# Written exercise
Copy the entries below exactly. Images do not belong in the copy.

────

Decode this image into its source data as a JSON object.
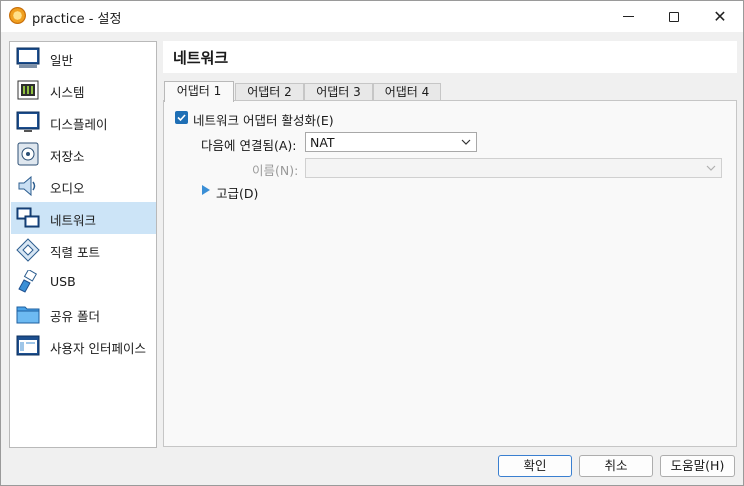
{
  "window": {
    "title": "practice - 설정"
  },
  "sidebar": {
    "items": [
      {
        "label": "일반",
        "icon": "general-icon"
      },
      {
        "label": "시스템",
        "icon": "system-icon"
      },
      {
        "label": "디스플레이",
        "icon": "display-icon"
      },
      {
        "label": "저장소",
        "icon": "storage-icon"
      },
      {
        "label": "오디오",
        "icon": "audio-icon"
      },
      {
        "label": "네트워크",
        "icon": "network-icon",
        "selected": true
      },
      {
        "label": "직렬 포트",
        "icon": "serial-port-icon"
      },
      {
        "label": "USB",
        "icon": "usb-icon"
      },
      {
        "label": "공유 폴더",
        "icon": "shared-folder-icon"
      },
      {
        "label": "사용자 인터페이스",
        "icon": "user-interface-icon"
      }
    ]
  },
  "main": {
    "title": "네트워크",
    "tabs": [
      {
        "label": "어댑터 1",
        "active": true
      },
      {
        "label": "어댑터 2"
      },
      {
        "label": "어댑터 3"
      },
      {
        "label": "어댑터 4"
      }
    ],
    "enable_adapter": {
      "label": "네트워크 어댑터 활성화(E)",
      "checked": true
    },
    "attached_to": {
      "label": "다음에 연결됨(A):",
      "value": "NAT"
    },
    "name": {
      "label": "이름(N):",
      "value": ""
    },
    "advanced": {
      "label": "고급(D)"
    }
  },
  "buttons": {
    "ok": "확인",
    "cancel": "취소",
    "help": "도움말(H)"
  },
  "colors": {
    "accent": "#1f6fb5",
    "selection": "#cce4f7"
  }
}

────

# Response to this exercise
Decode this image into its source data as a JSON object.
{
  "window": {
    "title": "practice - 설정"
  },
  "sidebar": {
    "items": [
      {
        "label": "일반",
        "icon": "general-icon"
      },
      {
        "label": "시스템",
        "icon": "system-icon"
      },
      {
        "label": "디스플레이",
        "icon": "display-icon"
      },
      {
        "label": "저장소",
        "icon": "storage-icon"
      },
      {
        "label": "오디오",
        "icon": "audio-icon"
      },
      {
        "label": "네트워크",
        "icon": "network-icon",
        "selected": true
      },
      {
        "label": "직렬 포트",
        "icon": "serial-port-icon"
      },
      {
        "label": "USB",
        "icon": "usb-icon"
      },
      {
        "label": "공유 폴더",
        "icon": "shared-folder-icon"
      },
      {
        "label": "사용자 인터페이스",
        "icon": "user-interface-icon"
      }
    ]
  },
  "main": {
    "title": "네트워크",
    "tabs": [
      {
        "label": "어댑터 1",
        "active": true
      },
      {
        "label": "어댑터 2"
      },
      {
        "label": "어댑터 3"
      },
      {
        "label": "어댑터 4"
      }
    ],
    "enable_adapter": {
      "label": "네트워크 어댑터 활성화(E)",
      "checked": true
    },
    "attached_to": {
      "label": "다음에 연결됨(A):",
      "value": "NAT"
    },
    "name": {
      "label": "이름(N):",
      "value": ""
    },
    "advanced": {
      "label": "고급(D)"
    }
  },
  "buttons": {
    "ok": "확인",
    "cancel": "취소",
    "help": "도움말(H)"
  },
  "colors": {
    "accent": "#1f6fb5",
    "selection": "#cce4f7"
  }
}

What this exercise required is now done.